* [Exercise] Pick out each line with the word "编程之美" from the material that follows.

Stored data
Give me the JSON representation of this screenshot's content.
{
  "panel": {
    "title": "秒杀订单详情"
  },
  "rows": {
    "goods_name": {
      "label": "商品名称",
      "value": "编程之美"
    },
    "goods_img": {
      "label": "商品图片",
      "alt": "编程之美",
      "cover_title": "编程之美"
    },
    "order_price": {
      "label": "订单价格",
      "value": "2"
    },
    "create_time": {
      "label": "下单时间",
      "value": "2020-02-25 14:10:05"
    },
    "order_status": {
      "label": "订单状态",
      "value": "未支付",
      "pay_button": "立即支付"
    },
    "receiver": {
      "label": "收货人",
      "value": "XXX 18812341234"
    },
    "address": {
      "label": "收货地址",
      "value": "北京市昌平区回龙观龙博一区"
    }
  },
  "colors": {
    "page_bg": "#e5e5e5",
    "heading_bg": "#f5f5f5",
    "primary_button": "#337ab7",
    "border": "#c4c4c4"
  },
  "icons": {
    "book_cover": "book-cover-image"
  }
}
* * *
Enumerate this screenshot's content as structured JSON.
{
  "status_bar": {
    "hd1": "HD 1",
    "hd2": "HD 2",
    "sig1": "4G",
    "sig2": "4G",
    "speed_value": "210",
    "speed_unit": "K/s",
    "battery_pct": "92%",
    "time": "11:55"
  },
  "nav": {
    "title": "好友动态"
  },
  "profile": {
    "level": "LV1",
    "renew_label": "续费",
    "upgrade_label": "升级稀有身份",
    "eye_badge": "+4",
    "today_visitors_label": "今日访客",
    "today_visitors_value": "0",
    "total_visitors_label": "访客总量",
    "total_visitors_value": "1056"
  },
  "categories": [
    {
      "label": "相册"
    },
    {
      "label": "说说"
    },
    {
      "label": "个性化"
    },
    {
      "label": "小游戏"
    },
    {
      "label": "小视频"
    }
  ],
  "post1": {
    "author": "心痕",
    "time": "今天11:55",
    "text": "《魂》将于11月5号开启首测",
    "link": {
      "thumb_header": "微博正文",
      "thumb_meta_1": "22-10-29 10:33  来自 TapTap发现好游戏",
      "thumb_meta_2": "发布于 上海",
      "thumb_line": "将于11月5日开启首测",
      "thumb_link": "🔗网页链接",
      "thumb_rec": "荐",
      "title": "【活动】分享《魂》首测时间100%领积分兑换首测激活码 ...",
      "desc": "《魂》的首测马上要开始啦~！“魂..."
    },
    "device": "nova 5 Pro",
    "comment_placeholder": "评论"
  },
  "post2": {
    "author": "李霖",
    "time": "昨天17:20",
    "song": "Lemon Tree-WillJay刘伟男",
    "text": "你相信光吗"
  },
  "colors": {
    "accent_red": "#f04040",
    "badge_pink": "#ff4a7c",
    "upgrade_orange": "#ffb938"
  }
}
--
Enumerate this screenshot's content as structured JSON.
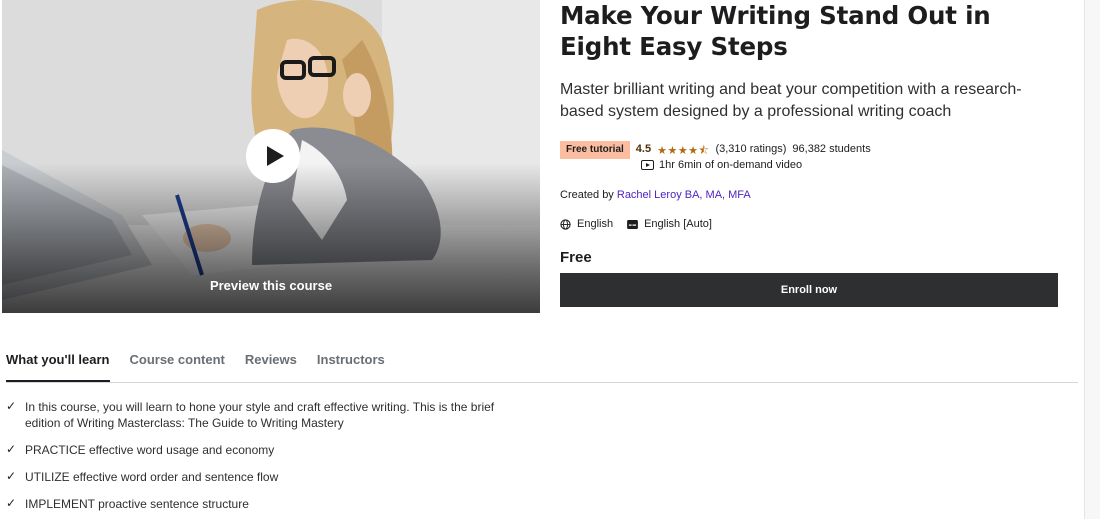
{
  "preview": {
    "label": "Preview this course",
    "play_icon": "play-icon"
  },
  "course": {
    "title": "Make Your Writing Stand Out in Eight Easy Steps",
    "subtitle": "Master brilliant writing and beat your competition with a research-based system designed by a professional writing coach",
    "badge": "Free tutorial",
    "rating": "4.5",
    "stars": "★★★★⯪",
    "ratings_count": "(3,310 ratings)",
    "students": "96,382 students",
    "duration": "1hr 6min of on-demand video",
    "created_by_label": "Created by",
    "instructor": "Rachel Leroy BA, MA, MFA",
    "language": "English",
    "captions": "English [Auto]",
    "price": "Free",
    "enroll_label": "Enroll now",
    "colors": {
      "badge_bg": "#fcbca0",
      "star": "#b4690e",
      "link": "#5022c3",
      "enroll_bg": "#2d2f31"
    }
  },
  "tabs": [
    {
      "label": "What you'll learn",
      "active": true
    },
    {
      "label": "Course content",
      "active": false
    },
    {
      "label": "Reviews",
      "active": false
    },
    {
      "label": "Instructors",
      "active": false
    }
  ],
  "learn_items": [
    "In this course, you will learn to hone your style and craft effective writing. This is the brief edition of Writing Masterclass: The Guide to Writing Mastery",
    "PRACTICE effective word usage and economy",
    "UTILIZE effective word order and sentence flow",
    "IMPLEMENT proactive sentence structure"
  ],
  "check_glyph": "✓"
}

* [Solved exercise]
      "value": "编程之美"
      "alt": "编程之美",
      "cover_title": "编程之美"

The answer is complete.